(WHAT TO WORK ON):
Reproduce all lines of the listing below in which the word "Transfer" occurs.

Dataset items:

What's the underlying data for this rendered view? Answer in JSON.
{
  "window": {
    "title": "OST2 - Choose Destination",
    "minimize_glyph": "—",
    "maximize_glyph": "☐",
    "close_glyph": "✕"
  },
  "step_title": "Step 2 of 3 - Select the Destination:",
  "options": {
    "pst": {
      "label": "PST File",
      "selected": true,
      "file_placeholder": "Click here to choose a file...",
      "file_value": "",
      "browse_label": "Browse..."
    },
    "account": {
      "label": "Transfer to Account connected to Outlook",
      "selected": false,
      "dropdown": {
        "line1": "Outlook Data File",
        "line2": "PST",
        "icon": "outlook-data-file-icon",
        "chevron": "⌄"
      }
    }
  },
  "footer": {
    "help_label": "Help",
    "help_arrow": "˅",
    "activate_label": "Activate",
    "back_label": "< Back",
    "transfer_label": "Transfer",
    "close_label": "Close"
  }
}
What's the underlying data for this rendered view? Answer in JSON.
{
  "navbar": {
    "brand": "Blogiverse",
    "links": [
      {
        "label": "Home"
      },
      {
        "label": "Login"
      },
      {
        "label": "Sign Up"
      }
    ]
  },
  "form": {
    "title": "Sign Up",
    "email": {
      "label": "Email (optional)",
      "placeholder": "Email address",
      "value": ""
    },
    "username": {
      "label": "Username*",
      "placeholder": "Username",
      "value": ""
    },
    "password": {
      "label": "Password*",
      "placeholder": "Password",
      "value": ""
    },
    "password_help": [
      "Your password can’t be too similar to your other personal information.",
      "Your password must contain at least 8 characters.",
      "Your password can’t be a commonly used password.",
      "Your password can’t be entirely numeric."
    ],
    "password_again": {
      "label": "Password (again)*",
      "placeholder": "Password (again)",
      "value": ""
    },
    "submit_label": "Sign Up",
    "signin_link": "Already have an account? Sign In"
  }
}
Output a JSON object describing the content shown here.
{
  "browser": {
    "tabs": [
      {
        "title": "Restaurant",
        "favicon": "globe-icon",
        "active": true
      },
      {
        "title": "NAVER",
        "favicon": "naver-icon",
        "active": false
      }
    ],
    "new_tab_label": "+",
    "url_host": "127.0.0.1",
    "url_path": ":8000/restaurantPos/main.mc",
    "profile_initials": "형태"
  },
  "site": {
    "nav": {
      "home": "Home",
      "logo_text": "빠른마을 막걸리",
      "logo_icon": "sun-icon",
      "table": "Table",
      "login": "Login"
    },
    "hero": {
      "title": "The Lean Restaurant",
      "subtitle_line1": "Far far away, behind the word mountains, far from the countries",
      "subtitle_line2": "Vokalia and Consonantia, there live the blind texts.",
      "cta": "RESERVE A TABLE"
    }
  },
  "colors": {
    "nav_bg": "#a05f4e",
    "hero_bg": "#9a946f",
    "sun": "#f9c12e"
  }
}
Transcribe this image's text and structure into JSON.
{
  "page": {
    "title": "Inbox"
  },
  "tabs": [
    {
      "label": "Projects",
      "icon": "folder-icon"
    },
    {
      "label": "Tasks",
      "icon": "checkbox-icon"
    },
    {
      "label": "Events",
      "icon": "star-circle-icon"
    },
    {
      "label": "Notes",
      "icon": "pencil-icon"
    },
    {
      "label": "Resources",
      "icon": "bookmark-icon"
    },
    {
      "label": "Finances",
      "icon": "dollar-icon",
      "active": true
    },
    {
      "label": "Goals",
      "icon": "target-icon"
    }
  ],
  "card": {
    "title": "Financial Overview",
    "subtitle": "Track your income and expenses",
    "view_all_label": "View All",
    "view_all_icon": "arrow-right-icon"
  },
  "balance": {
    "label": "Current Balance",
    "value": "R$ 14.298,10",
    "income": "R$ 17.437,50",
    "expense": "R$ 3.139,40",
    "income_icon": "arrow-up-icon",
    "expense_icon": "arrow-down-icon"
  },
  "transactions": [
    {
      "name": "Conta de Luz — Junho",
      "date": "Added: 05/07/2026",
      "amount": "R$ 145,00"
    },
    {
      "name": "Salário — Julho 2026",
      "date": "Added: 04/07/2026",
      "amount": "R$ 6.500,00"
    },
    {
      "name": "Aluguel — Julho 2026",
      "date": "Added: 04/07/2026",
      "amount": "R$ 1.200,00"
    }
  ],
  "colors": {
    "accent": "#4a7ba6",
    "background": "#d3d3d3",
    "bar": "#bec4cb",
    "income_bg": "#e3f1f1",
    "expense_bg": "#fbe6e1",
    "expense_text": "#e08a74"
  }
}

(FULL ANSWER):
      "label": "Transfer to Account connected to Outlook",
    "transfer_label": "Transfer",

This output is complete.